## START Provided information

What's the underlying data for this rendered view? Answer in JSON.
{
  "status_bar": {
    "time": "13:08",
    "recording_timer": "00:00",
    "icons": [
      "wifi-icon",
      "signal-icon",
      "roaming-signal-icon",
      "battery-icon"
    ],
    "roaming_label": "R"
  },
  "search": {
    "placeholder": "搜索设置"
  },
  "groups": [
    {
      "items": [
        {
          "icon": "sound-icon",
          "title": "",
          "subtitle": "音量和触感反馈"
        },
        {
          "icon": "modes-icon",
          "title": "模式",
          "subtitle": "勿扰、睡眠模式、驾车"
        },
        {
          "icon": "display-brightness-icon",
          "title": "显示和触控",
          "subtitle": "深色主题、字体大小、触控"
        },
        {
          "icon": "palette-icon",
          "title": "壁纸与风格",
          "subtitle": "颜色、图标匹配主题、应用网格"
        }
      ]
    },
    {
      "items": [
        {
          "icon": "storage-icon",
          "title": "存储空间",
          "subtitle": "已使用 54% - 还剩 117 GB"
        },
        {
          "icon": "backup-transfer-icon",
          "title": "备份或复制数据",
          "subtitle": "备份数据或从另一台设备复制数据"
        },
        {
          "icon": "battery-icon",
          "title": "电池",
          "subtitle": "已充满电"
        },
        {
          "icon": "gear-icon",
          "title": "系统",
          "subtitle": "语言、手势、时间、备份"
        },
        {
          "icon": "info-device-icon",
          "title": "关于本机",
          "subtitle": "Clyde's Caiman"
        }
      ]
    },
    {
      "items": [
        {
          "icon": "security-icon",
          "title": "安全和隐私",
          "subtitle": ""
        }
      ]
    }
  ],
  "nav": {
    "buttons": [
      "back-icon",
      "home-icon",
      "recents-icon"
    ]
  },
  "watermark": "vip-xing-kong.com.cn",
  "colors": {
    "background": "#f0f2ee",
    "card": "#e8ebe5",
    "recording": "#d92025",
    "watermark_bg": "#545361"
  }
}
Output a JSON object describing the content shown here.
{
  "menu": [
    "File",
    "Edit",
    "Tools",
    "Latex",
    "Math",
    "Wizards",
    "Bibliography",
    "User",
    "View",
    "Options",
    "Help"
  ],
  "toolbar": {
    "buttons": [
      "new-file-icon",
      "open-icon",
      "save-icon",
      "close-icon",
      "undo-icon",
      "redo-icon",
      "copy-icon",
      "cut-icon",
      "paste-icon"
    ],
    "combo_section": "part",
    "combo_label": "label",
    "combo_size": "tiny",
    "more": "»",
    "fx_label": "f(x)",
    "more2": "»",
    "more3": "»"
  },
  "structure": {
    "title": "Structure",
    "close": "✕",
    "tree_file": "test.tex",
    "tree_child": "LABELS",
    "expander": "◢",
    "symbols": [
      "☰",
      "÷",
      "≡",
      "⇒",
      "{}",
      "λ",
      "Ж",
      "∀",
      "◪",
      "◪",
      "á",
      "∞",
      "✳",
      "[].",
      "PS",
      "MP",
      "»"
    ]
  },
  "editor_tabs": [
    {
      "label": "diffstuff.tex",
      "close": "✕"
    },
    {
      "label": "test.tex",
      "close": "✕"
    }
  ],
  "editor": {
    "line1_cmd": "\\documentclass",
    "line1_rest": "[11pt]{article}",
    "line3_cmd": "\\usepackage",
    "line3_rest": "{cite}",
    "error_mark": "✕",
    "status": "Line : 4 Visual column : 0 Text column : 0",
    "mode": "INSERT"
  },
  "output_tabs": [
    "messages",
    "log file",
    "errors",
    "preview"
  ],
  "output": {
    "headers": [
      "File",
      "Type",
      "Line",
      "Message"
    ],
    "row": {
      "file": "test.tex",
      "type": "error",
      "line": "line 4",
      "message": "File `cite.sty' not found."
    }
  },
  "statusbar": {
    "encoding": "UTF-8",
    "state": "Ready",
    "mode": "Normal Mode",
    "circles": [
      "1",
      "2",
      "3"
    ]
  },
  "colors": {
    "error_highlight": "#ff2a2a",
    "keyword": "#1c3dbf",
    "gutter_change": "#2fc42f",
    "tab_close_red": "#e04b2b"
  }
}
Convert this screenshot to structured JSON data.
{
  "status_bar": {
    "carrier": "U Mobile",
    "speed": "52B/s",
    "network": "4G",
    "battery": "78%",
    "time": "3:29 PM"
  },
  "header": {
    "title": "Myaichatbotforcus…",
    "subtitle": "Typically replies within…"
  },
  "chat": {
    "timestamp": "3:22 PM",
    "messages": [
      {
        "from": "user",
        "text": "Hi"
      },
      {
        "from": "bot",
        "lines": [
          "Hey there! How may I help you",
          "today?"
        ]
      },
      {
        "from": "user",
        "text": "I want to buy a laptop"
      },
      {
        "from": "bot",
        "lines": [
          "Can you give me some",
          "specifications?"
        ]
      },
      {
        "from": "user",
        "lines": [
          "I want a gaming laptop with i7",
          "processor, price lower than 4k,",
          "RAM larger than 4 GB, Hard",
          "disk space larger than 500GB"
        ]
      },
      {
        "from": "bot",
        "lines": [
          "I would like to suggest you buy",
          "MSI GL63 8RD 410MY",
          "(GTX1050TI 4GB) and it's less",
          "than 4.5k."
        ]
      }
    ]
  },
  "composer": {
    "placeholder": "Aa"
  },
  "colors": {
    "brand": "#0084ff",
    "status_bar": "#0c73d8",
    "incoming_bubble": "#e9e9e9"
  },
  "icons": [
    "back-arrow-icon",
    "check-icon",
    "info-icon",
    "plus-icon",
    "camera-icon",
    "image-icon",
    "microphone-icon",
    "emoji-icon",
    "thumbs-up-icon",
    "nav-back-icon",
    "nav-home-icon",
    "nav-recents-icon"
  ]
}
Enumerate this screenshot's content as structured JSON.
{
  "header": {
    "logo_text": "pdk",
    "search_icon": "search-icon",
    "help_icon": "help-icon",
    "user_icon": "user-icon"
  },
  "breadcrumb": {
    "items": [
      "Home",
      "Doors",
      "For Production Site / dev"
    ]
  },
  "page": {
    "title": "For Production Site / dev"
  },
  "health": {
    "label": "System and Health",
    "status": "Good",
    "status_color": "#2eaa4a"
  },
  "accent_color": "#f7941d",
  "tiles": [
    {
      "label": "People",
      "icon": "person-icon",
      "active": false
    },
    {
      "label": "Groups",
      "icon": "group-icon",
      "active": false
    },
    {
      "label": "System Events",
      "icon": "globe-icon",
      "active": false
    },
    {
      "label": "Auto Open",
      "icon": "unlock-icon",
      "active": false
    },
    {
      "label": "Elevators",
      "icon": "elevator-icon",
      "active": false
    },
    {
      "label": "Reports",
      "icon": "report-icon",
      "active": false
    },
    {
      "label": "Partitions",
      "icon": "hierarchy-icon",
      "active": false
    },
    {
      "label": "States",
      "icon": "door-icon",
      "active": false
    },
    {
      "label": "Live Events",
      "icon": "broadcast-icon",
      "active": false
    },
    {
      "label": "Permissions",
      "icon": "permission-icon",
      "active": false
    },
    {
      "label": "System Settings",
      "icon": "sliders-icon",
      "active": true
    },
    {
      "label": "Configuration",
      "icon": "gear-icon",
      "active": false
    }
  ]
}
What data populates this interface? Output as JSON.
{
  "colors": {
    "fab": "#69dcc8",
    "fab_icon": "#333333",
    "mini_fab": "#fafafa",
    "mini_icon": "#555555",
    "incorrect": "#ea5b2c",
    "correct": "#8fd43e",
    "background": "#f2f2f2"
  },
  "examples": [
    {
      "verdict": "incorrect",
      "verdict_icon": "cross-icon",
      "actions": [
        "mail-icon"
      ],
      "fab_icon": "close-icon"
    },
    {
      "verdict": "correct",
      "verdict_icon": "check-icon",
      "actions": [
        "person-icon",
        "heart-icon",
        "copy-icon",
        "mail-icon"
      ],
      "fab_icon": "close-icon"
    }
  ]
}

## END Provided information

- _Aim of the exercise_: Pick out and copy every line that contains the word "data".

- _Reply_:
What's the underlying data for this rendered view? Answer in JSON.
Convert this screenshot to structured JSON data.
What data populates this interface? Output as JSON.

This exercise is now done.